WORK TO DO: Pull out every line below containing the word "Price".

::::::

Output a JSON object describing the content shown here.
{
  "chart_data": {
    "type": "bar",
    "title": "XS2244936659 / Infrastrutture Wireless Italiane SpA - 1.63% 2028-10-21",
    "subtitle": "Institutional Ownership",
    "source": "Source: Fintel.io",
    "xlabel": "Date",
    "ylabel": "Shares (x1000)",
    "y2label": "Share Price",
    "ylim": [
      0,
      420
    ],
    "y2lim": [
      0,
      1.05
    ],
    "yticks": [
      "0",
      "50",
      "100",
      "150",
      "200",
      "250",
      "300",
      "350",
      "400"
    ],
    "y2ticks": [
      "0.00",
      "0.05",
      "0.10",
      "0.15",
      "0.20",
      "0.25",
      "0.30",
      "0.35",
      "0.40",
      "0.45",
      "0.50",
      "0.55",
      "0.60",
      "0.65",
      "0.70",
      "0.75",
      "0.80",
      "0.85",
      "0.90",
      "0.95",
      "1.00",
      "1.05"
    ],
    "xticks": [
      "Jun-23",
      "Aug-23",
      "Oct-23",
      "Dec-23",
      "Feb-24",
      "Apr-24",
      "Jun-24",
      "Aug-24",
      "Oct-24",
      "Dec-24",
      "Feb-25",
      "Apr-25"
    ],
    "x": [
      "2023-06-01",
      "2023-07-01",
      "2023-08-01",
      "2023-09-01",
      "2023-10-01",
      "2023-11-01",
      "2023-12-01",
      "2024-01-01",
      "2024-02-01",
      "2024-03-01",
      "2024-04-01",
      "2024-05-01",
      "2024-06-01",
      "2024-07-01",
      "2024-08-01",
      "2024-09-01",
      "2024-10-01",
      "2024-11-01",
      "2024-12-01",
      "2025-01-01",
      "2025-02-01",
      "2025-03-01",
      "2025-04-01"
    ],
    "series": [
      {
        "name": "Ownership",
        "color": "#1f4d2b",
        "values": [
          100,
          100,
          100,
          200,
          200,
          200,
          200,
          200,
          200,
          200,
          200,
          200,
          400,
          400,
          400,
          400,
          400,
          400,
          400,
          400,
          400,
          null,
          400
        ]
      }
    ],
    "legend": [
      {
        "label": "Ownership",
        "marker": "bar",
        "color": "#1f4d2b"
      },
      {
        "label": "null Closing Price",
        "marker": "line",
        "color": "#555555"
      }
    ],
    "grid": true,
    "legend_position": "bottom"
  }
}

::::::

ANSWER TO THE EXERCISE:
    "y2label": "Share Price",
        "label": "null Closing Price",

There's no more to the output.